Set the following entries down again exactly, line by line.

--------------------

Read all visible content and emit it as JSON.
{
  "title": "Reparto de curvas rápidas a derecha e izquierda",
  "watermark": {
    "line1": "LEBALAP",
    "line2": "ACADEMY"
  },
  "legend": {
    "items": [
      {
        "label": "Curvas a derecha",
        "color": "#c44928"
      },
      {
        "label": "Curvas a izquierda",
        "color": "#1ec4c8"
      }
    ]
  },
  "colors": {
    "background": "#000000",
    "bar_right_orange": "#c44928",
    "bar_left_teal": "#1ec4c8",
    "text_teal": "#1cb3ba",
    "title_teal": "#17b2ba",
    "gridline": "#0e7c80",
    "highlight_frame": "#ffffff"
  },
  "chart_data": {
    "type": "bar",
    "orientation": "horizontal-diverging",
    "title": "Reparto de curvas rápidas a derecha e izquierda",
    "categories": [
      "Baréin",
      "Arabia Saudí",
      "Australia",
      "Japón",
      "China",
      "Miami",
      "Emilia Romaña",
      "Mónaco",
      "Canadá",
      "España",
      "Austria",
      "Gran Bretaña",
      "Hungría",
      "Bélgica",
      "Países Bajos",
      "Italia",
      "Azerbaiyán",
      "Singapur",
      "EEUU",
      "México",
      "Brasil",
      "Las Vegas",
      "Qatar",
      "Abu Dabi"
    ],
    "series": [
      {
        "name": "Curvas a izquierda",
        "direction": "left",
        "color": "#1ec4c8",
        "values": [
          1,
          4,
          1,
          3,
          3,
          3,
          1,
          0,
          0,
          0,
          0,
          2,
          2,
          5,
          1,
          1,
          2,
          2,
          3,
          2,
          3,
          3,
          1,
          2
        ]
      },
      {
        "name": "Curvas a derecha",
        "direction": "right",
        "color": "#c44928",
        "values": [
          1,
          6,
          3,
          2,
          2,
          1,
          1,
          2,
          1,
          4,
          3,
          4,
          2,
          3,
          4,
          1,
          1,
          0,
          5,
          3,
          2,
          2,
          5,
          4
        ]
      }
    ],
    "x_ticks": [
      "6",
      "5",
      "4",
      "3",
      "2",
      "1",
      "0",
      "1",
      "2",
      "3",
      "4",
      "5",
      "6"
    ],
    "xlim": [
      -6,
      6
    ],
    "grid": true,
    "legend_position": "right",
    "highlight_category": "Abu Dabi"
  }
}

--------------------

» **Result for this exercise**:
Read all visible content and emit it as JSON.
{
  "title": "Reparto de curvas rápidas a derecha e izquierda",
  "watermark": {
    "line1": "LEBALAP",
    "line2": "ACADEMY"
  },
  "legend": {
    "items": [
      {
        "label": "Curvas a derecha",
        "color": "#c44928"
      },
      {
        "label": "Curvas a izquierda",
        "color": "#1ec4c8"
      }
    ]
  },
  "colors": {
    "background": "#000000",
    "bar_right_orange": "#c44928",
    "bar_left_teal": "#1ec4c8",
    "text_teal": "#1cb3ba",
    "title_teal": "#17b2ba",
    "gridline": "#0e7c80",
    "highlight_frame": "#ffffff"
  },
  "chart_data": {
    "type": "bar",
    "orientation": "horizontal-diverging",
    "title": "Reparto de curvas rápidas a derecha e izquierda",
    "categories": [
      "Baréin",
      "Arabia Saudí",
      "Australia",
      "Japón",
      "China",
      "Miami",
      "Emilia Romaña",
      "Mónaco",
      "Canadá",
      "España",
      "Austria",
      "Gran Bretaña",
      "Hungría",
      "Bélgica",
      "Países Bajos",
      "Italia",
      "Azerbaiyán",
      "Singapur",
      "EEUU",
      "México",
      "Brasil",
      "Las Vegas",
      "Qatar",
      "Abu Dabi"
    ],
    "series": [
      {
        "name": "Curvas a izquierda",
        "direction": "left",
        "color": "#1ec4c8",
        "values": [
          1,
          4,
          1,
          3,
          3,
          3,
          1,
          0,
          0,
          0,
          0,
          2,
          2,
          5,
          1,
          1,
          2,
          2,
          3,
          2,
          3,
          3,
          1,
          2
        ]
      },
      {
        "name": "Curvas a derecha",
        "direction": "right",
        "color": "#c44928",
        "values": [
          1,
          6,
          3,
          2,
          2,
          1,
          1,
          2,
          1,
          4,
          3,
          4,
          2,
          3,
          4,
          1,
          1,
          0,
          5,
          3,
          2,
          2,
          5,
          4
        ]
      }
    ],
    "x_ticks": [
      "6",
      "5",
      "4",
      "3",
      "2",
      "1",
      "0",
      "1",
      "2",
      "3",
      "4",
      "5",
      "6"
    ],
    "xlim": [
      -6,
      6
    ],
    "grid": true,
    "legend_position": "right",
    "highlight_category": "Abu Dabi"
  }
}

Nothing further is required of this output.